TASK INSTRUCTIONS
1/ Which three sites or projects for exploring public data does the post on democratizing data insight point to?
2/ Could you duplicate the part of the post on democratizing data insight that opens with the words containing "It's an exciting" and closes with "blog a lot."?

SUPPLIED PASSAGE

'''

Wednesday, January 24, 2007

Democratizing Data Insight

It's an exciting world right now... i-Stuff and the spread of "design" as a buzzword aside, I'm thrilled by the spread of data and graphs into the public world. A few recent pointers on the theme of public data exploration:
  • Gapminder.org's Hans Rosling presented to TED a year ago, with the beautiful animated charts that his site made famous. His final comments say, in paraphrase, "Publically funded data is public, but hard to get at, hard to search, and presented in boring ways. We can and should change this." One of his great takeaways, for me, from his data illustrations of "third world" healthcare is that the error in the data is no doubt much less than the truth in it, at the magnitudes he illustrates.
  • Swivel is a new site for data upload and exploration, with a fun blog. They also allow community discussion around their charts. I like their enthusiasm and enjoy the blog a lot.
  • Friends from IBM (Martin Wattenberg and his group) have just announced a similar concept to Swivel's, but with even more graph types and they're all nicely interactive. Upload data, create a picture, and post it... other people can play with your data and present their own insight pictures, or modify yours. And comment on them. It's Many Eyes, and it even has a nice website!

'''

Layout records:
'''

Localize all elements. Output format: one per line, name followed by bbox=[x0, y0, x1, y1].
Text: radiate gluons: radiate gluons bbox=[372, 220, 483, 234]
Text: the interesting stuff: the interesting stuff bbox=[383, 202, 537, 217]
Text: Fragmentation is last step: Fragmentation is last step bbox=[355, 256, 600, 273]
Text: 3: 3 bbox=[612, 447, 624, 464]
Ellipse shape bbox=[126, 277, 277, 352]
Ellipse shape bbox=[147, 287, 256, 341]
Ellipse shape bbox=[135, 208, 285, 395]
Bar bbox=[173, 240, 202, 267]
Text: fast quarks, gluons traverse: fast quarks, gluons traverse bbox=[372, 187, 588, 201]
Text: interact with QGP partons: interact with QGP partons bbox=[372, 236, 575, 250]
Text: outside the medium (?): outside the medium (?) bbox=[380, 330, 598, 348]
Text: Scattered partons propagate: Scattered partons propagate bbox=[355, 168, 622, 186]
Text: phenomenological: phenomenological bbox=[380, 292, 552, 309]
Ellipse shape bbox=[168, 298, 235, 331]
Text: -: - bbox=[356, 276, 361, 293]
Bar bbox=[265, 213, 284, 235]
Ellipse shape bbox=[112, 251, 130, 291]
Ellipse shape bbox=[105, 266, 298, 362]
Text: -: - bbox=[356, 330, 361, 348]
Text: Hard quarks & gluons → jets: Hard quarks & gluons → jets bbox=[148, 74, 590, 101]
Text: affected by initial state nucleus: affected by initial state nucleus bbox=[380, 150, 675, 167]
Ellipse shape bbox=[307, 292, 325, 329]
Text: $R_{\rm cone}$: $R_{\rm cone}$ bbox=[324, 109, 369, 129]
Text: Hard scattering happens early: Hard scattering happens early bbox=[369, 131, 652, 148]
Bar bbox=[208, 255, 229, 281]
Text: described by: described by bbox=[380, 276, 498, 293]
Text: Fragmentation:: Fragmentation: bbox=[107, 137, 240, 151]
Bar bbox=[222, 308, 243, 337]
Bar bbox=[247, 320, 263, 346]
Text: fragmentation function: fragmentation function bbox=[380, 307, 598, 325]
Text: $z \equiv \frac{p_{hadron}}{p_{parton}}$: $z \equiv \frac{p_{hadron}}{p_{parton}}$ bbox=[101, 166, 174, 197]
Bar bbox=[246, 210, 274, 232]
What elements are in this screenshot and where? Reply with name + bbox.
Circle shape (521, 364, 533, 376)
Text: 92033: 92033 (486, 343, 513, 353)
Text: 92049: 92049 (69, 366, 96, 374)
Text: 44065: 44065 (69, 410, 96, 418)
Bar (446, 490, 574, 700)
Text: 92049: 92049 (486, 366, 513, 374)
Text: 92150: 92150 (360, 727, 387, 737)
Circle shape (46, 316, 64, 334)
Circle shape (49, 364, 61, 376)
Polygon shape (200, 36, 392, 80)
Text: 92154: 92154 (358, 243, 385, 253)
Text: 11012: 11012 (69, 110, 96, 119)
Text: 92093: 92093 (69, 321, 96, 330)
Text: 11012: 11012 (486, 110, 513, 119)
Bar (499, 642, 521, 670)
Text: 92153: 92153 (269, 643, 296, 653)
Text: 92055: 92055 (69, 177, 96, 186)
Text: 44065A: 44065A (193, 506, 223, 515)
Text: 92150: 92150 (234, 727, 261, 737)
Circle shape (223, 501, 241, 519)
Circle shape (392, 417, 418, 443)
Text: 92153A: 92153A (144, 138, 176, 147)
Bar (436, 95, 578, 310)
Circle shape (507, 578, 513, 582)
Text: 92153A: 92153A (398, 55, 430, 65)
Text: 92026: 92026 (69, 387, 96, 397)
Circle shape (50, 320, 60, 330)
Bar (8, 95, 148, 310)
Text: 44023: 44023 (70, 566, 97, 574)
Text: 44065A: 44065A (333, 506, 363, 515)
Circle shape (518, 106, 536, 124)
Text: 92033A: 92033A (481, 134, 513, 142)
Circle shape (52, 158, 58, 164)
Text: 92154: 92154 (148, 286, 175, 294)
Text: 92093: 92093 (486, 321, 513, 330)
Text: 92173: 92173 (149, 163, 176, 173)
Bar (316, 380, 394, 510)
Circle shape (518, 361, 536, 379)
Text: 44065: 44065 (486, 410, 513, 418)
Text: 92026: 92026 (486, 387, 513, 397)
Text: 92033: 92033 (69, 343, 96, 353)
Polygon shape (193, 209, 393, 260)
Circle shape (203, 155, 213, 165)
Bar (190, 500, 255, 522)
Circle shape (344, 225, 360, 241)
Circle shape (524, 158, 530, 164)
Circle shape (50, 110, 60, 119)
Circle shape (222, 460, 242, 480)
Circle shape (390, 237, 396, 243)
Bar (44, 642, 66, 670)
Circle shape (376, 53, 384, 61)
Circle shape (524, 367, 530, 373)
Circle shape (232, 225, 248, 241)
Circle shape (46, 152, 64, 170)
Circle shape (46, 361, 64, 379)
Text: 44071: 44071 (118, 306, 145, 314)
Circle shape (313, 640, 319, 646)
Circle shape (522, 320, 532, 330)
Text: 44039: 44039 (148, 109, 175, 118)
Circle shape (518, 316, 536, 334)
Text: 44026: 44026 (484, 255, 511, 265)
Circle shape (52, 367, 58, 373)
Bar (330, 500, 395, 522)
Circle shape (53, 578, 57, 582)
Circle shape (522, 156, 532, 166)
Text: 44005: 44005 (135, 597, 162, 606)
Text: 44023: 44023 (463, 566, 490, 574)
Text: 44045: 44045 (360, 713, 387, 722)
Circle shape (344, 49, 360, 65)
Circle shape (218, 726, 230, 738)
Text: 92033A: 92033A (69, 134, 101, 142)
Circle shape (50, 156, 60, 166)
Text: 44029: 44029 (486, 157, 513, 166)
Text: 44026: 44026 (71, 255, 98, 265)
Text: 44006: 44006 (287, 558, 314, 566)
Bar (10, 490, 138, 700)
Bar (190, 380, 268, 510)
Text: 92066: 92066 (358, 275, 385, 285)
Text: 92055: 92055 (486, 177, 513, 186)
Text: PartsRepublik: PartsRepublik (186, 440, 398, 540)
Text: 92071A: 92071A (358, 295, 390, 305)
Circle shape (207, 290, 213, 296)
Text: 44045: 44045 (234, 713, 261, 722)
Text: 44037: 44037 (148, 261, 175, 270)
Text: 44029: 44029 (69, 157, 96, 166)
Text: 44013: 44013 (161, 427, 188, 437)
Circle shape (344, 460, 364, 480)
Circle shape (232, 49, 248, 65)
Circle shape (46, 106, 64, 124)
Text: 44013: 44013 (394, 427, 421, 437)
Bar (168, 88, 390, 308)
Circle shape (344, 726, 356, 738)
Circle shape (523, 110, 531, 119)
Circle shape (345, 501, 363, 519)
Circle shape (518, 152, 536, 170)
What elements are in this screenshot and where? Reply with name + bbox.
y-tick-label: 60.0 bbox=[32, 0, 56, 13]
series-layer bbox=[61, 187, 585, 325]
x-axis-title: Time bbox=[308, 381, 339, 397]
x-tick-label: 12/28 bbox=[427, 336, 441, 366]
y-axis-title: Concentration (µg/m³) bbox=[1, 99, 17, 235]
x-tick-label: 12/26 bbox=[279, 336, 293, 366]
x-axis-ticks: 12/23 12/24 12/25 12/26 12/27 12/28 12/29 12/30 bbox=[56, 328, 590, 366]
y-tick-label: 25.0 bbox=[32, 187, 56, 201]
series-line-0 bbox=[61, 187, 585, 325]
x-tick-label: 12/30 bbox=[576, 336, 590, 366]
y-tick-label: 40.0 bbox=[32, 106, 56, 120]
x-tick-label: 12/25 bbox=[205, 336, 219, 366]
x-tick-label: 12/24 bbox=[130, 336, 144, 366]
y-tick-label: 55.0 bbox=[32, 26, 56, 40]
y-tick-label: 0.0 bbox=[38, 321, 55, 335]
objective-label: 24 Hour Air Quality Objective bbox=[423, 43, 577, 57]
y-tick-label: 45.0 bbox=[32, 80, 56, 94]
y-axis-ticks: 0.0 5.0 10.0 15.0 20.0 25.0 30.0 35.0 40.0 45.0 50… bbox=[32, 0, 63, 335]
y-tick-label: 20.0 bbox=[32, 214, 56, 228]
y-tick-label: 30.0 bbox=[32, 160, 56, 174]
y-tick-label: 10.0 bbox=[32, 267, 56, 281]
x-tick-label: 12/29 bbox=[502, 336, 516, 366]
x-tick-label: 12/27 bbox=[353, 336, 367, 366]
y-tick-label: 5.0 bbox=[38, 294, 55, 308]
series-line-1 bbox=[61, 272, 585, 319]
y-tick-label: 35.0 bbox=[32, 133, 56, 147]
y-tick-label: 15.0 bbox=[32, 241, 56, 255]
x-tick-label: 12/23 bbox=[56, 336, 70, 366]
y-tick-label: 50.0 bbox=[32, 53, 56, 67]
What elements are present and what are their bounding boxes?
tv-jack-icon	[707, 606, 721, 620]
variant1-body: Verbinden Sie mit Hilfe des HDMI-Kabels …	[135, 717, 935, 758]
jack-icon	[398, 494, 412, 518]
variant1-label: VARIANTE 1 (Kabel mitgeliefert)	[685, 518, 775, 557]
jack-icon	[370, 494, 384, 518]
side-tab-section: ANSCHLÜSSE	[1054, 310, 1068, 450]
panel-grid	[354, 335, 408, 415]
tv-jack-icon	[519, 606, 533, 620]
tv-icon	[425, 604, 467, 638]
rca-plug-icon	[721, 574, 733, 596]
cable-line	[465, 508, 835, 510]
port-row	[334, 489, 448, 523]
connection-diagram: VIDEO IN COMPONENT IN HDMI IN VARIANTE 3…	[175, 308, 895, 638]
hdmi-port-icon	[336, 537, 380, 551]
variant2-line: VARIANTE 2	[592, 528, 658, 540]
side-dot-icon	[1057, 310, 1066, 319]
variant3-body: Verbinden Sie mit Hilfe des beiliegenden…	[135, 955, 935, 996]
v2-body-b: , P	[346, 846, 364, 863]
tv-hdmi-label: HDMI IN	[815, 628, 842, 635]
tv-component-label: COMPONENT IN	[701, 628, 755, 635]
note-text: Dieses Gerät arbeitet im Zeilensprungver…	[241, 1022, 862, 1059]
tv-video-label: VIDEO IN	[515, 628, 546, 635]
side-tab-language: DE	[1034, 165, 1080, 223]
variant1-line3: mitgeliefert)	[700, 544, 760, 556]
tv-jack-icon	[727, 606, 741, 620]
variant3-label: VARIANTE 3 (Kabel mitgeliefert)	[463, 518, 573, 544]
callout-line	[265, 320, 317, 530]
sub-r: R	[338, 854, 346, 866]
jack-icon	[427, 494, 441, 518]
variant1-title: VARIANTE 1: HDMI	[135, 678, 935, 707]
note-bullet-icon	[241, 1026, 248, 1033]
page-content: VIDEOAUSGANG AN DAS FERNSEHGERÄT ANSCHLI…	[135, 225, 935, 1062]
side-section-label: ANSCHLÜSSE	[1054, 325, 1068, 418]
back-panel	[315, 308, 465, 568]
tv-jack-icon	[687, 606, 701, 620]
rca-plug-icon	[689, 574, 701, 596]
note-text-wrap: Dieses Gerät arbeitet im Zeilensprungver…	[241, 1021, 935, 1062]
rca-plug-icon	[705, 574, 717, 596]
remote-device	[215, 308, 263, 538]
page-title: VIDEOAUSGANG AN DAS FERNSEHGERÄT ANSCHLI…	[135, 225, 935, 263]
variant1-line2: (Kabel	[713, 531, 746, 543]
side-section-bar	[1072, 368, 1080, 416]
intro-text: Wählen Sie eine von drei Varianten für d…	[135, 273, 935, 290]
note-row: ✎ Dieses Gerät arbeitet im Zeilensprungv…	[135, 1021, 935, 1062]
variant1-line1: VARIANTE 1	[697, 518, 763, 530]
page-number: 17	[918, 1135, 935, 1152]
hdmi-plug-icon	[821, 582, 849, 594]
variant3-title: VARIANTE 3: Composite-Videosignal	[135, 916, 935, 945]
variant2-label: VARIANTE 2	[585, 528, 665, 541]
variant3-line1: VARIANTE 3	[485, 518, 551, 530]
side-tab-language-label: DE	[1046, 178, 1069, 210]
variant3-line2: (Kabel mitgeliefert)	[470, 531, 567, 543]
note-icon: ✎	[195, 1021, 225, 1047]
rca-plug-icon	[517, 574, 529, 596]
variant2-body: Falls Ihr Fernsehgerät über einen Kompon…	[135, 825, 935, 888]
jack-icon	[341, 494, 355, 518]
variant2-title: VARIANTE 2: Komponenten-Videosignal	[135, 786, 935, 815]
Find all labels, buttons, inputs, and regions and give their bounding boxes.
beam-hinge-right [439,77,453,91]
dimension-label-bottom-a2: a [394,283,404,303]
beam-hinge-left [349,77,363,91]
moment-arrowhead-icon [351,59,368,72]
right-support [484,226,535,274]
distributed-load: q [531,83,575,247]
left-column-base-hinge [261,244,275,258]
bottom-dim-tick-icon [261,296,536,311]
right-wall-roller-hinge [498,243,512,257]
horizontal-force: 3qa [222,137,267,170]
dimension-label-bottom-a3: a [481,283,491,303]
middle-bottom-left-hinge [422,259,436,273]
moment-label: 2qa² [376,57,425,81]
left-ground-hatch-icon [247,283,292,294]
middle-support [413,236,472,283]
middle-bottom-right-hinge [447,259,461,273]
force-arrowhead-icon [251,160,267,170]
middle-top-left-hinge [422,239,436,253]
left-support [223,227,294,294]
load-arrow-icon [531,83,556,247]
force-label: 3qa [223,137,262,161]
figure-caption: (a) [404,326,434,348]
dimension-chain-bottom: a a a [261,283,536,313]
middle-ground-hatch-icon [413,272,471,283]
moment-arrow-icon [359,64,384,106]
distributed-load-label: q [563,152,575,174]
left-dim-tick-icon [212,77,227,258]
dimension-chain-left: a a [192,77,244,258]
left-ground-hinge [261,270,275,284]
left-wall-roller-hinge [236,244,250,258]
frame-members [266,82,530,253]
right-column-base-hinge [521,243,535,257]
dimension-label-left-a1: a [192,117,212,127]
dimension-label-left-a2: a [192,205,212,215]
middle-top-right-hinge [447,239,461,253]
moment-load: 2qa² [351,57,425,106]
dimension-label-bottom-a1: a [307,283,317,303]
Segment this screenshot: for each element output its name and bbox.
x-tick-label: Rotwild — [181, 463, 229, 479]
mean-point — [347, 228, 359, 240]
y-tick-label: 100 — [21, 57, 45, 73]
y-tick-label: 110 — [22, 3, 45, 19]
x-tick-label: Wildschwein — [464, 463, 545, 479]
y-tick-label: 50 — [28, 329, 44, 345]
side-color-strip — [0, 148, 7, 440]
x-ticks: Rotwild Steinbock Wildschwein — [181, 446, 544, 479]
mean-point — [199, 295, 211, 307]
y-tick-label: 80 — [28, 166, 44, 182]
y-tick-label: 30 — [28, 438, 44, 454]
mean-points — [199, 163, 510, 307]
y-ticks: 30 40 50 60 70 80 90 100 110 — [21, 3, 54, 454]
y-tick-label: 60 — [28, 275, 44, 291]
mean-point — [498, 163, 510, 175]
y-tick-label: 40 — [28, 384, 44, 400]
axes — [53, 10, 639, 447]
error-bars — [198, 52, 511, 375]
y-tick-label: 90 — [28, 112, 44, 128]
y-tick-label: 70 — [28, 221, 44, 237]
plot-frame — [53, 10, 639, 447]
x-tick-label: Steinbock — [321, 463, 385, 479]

'''

TASK-BY-TASK OUTPUTS
1/ Gapminder.org, Swivel, Many Eyes

2/
It's an exciting world right now... i-Stuff and the spread of "design" as a buzzword aside, I'm thrilled by the spread of data and graphs into the public world. A few recent pointers on the theme of public data exploration:
  • Gapminder.org's Hans Rosling presented to TED a year ago, with the beautiful animated charts that his site made famous. His final comments say, in paraphrase, "Publically funded data is public, but hard to get at, hard to search, and presented in boring ways. We can and should change this." One of his great takeaways, for me, from his data illustrations of "third world" healthcare is that the error in the data is no doubt much less than the truth in it, at the magnitudes he illustrates.
  • Swivel is a new site for data upload and exploration, with a fun blog. They also allow community discussion around their charts. I like their enthusiasm and enjoy the blog a lot.